**Task details**:
Reproduce all of the material below, switching every instance of "price-suffix" to "price-unit" and leaving everything else unchanged. Omit the pictures from your answer.

**Excerpt from a dataset**:
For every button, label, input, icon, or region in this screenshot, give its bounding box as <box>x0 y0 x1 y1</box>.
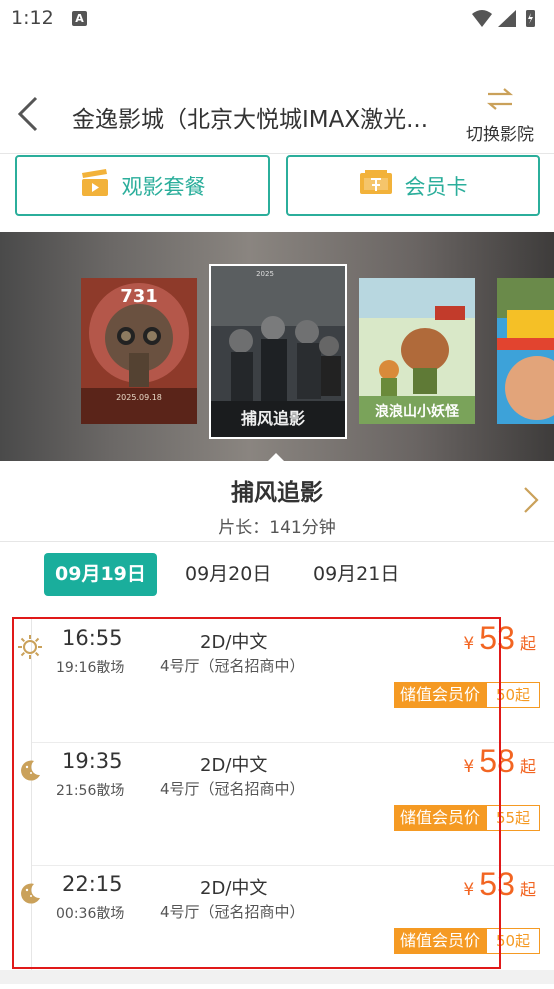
back-button[interactable] <box>14 94 44 134</box>
bottom-strip <box>0 970 554 984</box>
member-card-icon <box>359 170 393 201</box>
movie-carousel[interactable]: 731 2025.09.18 捕风追影 2025 浪浪山小妖怪 <box>0 232 554 461</box>
poster-731-title: 731 <box>120 286 158 307</box>
header-divider <box>0 153 554 154</box>
switch-cinema-button[interactable]: 切换影院 <box>458 86 542 145</box>
date-tabs: 09月19日 09月20日 09月21日 <box>0 553 554 597</box>
notification-icon: A <box>72 11 87 26</box>
switch-cinema-label: 切换影院 <box>466 125 534 145</box>
movie-duration: 片长：141分钟 <box>218 518 336 538</box>
status-bar: 1:12 A <box>0 0 554 38</box>
swap-icon <box>486 88 514 110</box>
movie-info-divider <box>0 541 554 542</box>
signal-icon <box>498 10 516 27</box>
price-suffix: 起 <box>519 757 536 776</box>
date-tab-0920[interactable]: 09月20日 <box>174 553 282 596</box>
cinema-title: 金逸影城（北京大悦城IMAX激光... <box>72 107 429 133</box>
chevron-right-icon[interactable] <box>522 485 540 519</box>
movie-package-button[interactable]: 观影套餐 <box>15 155 270 216</box>
status-icons <box>470 8 540 34</box>
poster-selected[interactable]: 捕风追影 2025 <box>209 264 347 439</box>
header: 金逸影城（北京大悦城IMAX激光... 切换影院 <box>0 80 554 152</box>
poster-731[interactable]: 731 2025.09.18 <box>81 278 197 424</box>
movie-title: 捕风追影 <box>231 480 323 506</box>
chevron-left-icon <box>17 96 38 132</box>
movie-package-label: 观影套餐 <box>121 174 206 199</box>
poster-comedy[interactable] <box>497 278 554 424</box>
status-time: 1:12 <box>11 7 54 29</box>
movie-info[interactable]: 捕风追影 片长：141分钟 <box>0 461 554 541</box>
poster-selected-year: 2025 <box>256 270 274 278</box>
clapperboard-icon <box>80 169 110 202</box>
poster-langlang-title: 浪浪山小妖怪 <box>375 403 460 420</box>
price-suffix: 起 <box>519 880 536 899</box>
poster-731-date: 2025.09.18 <box>116 393 162 402</box>
highlight-box <box>12 617 501 969</box>
wifi-icon <box>472 10 492 27</box>
membership-card-label: 会员卡 <box>404 174 468 199</box>
price-suffix: 起 <box>519 634 536 653</box>
selected-poster-indicator <box>267 453 285 461</box>
membership-card-button[interactable]: 会员卡 <box>286 155 540 216</box>
date-tab-0919[interactable]: 09月19日 <box>44 553 157 596</box>
poster-langlang[interactable]: 浪浪山小妖怪 <box>359 278 475 424</box>
poster-selected-title: 捕风追影 <box>241 409 305 428</box>
date-tab-0921[interactable]: 09月21日 <box>302 553 410 596</box>
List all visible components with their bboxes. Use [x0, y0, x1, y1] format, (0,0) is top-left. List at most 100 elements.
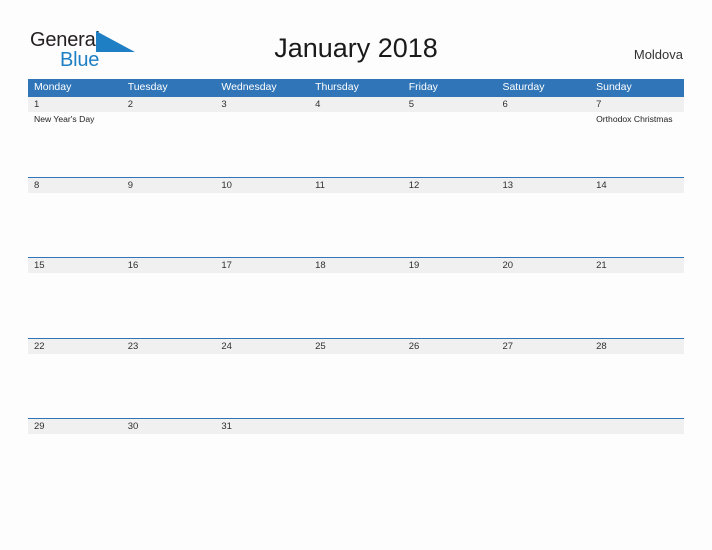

**Correct result**:
For every button, label, input, icon, or region in this screenshot, give its bounding box as <box>x0 y0 x1 y1</box>.
back-button[interactable] <box>14 94 44 134</box>
bottom-strip <box>0 970 554 984</box>
member-card-icon <box>359 170 393 201</box>
movie-carousel[interactable]: 731 2025.09.18 捕风追影 2025 浪浪山小妖怪 <box>0 232 554 461</box>
poster-731-title: 731 <box>120 286 158 307</box>
header-divider <box>0 153 554 154</box>
switch-cinema-button[interactable]: 切换影院 <box>458 86 542 145</box>
date-tabs: 09月19日 09月20日 09月21日 <box>0 553 554 597</box>
notification-icon: A <box>72 11 87 26</box>
switch-cinema-label: 切换影院 <box>466 125 534 145</box>
movie-duration: 片长：141分钟 <box>218 518 336 538</box>
status-bar: 1:12 A <box>0 0 554 38</box>
swap-icon <box>486 88 514 110</box>
movie-info-divider <box>0 541 554 542</box>
signal-icon <box>498 10 516 27</box>
price-unit: 起 <box>519 757 536 776</box>
date-tab-0920[interactable]: 09月20日 <box>174 553 282 596</box>
cinema-title: 金逸影城（北京大悦城IMAX激光... <box>72 107 429 133</box>
chevron-right-icon[interactable] <box>522 485 540 519</box>
movie-package-button[interactable]: 观影套餐 <box>15 155 270 216</box>
status-icons <box>470 8 540 34</box>
poster-selected[interactable]: 捕风追影 2025 <box>209 264 347 439</box>
header: 金逸影城（北京大悦城IMAX激光... 切换影院 <box>0 80 554 152</box>
poster-731[interactable]: 731 2025.09.18 <box>81 278 197 424</box>
movie-title: 捕风追影 <box>231 480 323 506</box>
chevron-left-icon <box>17 96 38 132</box>
movie-package-label: 观影套餐 <box>121 174 206 199</box>
poster-comedy[interactable] <box>497 278 554 424</box>
status-time: 1:12 <box>11 7 54 29</box>
movie-info[interactable]: 捕风追影 片长：141分钟 <box>0 461 554 541</box>
poster-selected-year: 2025 <box>256 270 274 278</box>
clapperboard-icon <box>80 169 110 202</box>
poster-langlang-title: 浪浪山小妖怪 <box>375 403 460 420</box>
price-unit: 起 <box>519 880 536 899</box>
poster-731-date: 2025.09.18 <box>116 393 162 402</box>
highlight-box <box>12 617 501 969</box>
wifi-icon <box>472 10 492 27</box>
membership-card-label: 会员卡 <box>404 174 468 199</box>
price-unit: 起 <box>519 634 536 653</box>
selected-poster-indicator <box>267 453 285 461</box>
membership-card-button[interactable]: 会员卡 <box>286 155 540 216</box>
date-tab-0919[interactable]: 09月19日 <box>44 553 157 596</box>
poster-langlang[interactable]: 浪浪山小妖怪 <box>359 278 475 424</box>
poster-selected-title: 捕风追影 <box>241 409 305 428</box>
date-tab-0921[interactable]: 09月21日 <box>302 553 410 596</box>
List all visible components with their bboxes. Use [x0, y0, x1, y1] format, (0,0) is top-left. List at most 100 elements.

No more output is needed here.